## EXERCISE AIM
Wherever a line below holds the word "title", copy that line.
━━ PROVIDED RECORDS ━━
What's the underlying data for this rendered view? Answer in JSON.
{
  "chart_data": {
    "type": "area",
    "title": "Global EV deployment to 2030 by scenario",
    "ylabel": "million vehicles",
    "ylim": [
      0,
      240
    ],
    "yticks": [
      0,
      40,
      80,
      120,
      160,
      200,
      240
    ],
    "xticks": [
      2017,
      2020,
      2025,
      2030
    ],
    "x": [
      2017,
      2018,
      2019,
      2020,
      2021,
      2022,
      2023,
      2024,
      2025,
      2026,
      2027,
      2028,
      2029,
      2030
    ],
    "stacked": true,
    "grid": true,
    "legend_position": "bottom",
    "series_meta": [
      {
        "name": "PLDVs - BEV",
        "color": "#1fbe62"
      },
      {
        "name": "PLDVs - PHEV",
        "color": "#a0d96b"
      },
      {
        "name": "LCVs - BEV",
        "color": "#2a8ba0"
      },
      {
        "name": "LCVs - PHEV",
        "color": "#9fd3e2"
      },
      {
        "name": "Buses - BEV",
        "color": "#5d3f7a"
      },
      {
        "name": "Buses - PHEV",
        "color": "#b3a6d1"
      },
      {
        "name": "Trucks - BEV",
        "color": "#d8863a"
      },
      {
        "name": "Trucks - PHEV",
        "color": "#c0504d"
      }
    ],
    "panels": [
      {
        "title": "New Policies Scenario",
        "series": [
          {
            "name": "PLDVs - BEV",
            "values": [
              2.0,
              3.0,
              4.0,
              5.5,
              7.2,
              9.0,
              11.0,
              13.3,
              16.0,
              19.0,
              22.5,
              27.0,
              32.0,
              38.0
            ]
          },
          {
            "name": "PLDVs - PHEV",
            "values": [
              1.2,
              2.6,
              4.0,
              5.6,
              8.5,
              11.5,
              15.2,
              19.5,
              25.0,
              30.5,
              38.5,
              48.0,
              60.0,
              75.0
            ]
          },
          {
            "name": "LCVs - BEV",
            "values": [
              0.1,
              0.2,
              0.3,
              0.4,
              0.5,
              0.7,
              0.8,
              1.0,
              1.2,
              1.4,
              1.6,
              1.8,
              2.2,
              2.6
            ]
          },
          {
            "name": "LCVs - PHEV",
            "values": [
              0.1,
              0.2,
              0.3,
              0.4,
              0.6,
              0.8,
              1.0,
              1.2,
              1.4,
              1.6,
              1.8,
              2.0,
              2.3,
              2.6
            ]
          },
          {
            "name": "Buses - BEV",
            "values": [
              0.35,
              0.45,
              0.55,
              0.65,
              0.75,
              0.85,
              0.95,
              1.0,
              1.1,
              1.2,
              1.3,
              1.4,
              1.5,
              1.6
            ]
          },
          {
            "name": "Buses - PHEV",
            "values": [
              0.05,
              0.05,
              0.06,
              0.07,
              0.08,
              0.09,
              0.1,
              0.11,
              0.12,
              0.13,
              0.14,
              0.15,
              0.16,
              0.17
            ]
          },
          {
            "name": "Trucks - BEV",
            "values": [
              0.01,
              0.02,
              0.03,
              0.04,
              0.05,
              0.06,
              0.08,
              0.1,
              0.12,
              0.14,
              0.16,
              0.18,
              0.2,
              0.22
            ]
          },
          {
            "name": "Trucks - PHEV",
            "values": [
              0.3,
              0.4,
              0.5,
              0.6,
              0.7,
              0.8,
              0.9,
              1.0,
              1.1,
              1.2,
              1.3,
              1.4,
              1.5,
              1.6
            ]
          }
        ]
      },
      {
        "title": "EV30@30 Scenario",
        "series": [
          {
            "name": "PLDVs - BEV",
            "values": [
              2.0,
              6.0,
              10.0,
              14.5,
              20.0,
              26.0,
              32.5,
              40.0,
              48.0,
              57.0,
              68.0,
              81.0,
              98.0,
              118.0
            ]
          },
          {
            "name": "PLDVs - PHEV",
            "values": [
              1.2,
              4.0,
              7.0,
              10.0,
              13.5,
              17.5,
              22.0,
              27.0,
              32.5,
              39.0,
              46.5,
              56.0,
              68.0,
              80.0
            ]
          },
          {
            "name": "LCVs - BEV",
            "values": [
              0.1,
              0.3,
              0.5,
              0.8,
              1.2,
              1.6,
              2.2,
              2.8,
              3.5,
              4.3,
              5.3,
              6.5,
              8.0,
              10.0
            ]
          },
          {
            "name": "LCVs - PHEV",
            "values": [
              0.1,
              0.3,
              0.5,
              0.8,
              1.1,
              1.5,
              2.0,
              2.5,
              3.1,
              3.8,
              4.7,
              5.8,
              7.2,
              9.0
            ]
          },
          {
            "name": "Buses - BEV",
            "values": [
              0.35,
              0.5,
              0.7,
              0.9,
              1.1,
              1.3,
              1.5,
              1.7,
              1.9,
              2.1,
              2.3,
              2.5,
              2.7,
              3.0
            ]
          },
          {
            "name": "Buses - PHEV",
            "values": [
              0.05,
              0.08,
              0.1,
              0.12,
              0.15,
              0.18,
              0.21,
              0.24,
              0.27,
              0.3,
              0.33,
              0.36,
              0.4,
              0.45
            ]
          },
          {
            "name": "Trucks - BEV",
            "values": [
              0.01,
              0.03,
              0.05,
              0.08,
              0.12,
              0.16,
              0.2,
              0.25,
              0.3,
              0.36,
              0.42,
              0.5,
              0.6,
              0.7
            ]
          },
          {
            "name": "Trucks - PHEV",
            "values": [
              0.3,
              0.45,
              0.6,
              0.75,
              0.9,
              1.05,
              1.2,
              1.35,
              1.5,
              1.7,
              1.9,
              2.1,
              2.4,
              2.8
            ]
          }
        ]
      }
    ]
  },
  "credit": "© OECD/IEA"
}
━━━
## ANSWER TO THIS PROBLEM
    "title": "Global EV deployment to 2030 by scenario",
        "title": "New Policies Scenario",
        "title": "EV30@30 Scenario",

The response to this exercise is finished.